Report each line of the data that includes the word "values".
--- Start ---
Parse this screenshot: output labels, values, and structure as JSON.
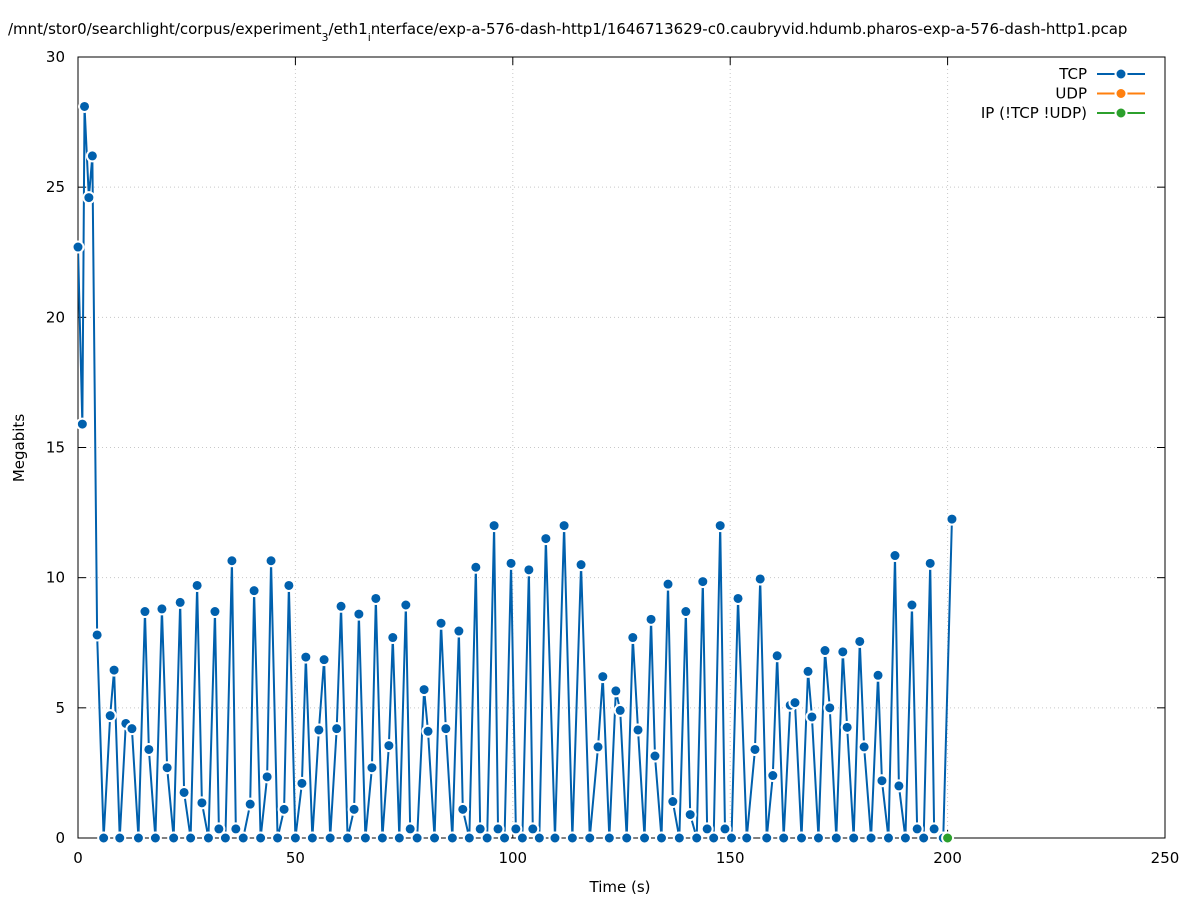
{
  "chart_data": {
    "type": "line",
    "title_parts": [
      {
        "text": "/mnt/stor0/searchlight/corpus/experiment",
        "sub": false
      },
      {
        "text": "3",
        "sub": true
      },
      {
        "text": "/eth1",
        "sub": false
      },
      {
        "text": "i",
        "sub": true
      },
      {
        "text": "nterface/exp-a-576-dash-http1/1646713629-c0.caubryvid.hdumb.pharos-exp-a-576-dash-http1.pcap",
        "sub": false
      }
    ],
    "x_label": "Time (s)",
    "y_label": "Megabits",
    "xlim": [
      0,
      250
    ],
    "xticks": [
      0,
      50,
      100,
      150,
      200,
      250
    ],
    "ylim": [
      0,
      30
    ],
    "yticks": [
      0,
      5,
      10,
      15,
      20,
      25,
      30
    ],
    "grid": true,
    "legend": "upper-right",
    "series": [
      {
        "name": "TCP",
        "color": "#0060ad",
        "x": [
          0,
          1,
          1.5,
          2.5,
          3.3,
          4.4,
          5.9,
          7.4,
          8.3,
          9.6,
          11,
          12.4,
          13.9,
          15.4,
          16.3,
          17.8,
          19.3,
          20.5,
          22,
          23.5,
          24.4,
          25.9,
          27.4,
          28.5,
          30,
          31.5,
          32.4,
          33.9,
          35.4,
          36.3,
          38,
          39.6,
          40.5,
          42,
          43.5,
          44.4,
          45.9,
          47.4,
          48.5,
          50,
          51.5,
          52.4,
          53.9,
          55.4,
          56.6,
          58,
          59.5,
          60.5,
          62,
          63.5,
          64.6,
          66.1,
          67.6,
          68.5,
          70,
          71.5,
          72.4,
          73.9,
          75.4,
          76.4,
          78,
          79.6,
          80.5,
          82,
          83.5,
          84.6,
          86.1,
          87.6,
          88.5,
          90,
          91.5,
          92.5,
          94.1,
          95.7,
          96.6,
          98.1,
          99.6,
          100.7,
          102.2,
          103.7,
          104.6,
          106.1,
          107.6,
          109.7,
          111.8,
          113.7,
          115.7,
          117.7,
          119.6,
          120.7,
          122.2,
          123.7,
          124.7,
          126.2,
          127.6,
          128.8,
          130.3,
          131.8,
          132.7,
          134.2,
          135.7,
          136.8,
          138.3,
          139.8,
          140.8,
          142.3,
          143.7,
          144.7,
          146.2,
          147.7,
          148.8,
          150.3,
          151.8,
          153.8,
          155.7,
          156.9,
          158.4,
          159.8,
          160.8,
          162.3,
          163.8,
          164.9,
          166.4,
          167.9,
          168.8,
          170.3,
          171.8,
          172.9,
          174.4,
          175.9,
          176.9,
          178.4,
          179.8,
          180.8,
          182.4,
          184,
          184.9,
          186.4,
          187.9,
          188.8,
          190.3,
          191.8,
          193,
          194.5,
          196,
          196.9,
          199,
          201
        ],
        "values": [
          22.7,
          15.9,
          28.1,
          24.6,
          26.2,
          7.8,
          0,
          4.7,
          6.45,
          0,
          4.4,
          4.2,
          0,
          8.7,
          3.4,
          0,
          8.8,
          2.7,
          0,
          9.05,
          1.75,
          0,
          9.7,
          1.35,
          0,
          8.7,
          0.35,
          0,
          10.65,
          0.35,
          0,
          1.3,
          9.5,
          0,
          2.35,
          10.65,
          0,
          1.1,
          9.7,
          0,
          2.1,
          6.95,
          0,
          4.15,
          6.85,
          0,
          4.2,
          8.9,
          0,
          1.1,
          8.6,
          0,
          2.7,
          9.2,
          0,
          3.55,
          7.7,
          0,
          8.95,
          0.35,
          0,
          5.7,
          4.1,
          0,
          8.25,
          4.2,
          0,
          7.95,
          1.1,
          0,
          10.4,
          0.35,
          0,
          12,
          0.35,
          0,
          10.55,
          0.35,
          0,
          10.3,
          0.35,
          0,
          11.5,
          0,
          12,
          0,
          10.5,
          0,
          3.5,
          6.2,
          0,
          5.65,
          4.9,
          0,
          7.7,
          4.15,
          0,
          8.4,
          3.15,
          0,
          9.75,
          1.4,
          0,
          8.7,
          0.9,
          0,
          9.85,
          0.35,
          0,
          12,
          0.35,
          0,
          9.2,
          0,
          3.4,
          9.95,
          0,
          2.4,
          7,
          0,
          5.1,
          5.2,
          0,
          6.4,
          4.65,
          0,
          7.2,
          5,
          0,
          7.15,
          4.25,
          0,
          7.55,
          3.5,
          0,
          6.25,
          2.2,
          0,
          10.85,
          2,
          0,
          8.95,
          0.35,
          0,
          10.55,
          0.35,
          0,
          12.25
        ]
      },
      {
        "name": "UDP",
        "color": "#ff7f0e",
        "x": [],
        "values": []
      },
      {
        "name": "IP (!TCP  !UDP)",
        "color": "#2ca02c",
        "x": [
          200
        ],
        "values": [
          0
        ]
      }
    ]
  }
}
--- End ---
Completed task
Parse this screenshot: output labels, values, and structure as JSON.
        "values": [
        "values": []
        "values": [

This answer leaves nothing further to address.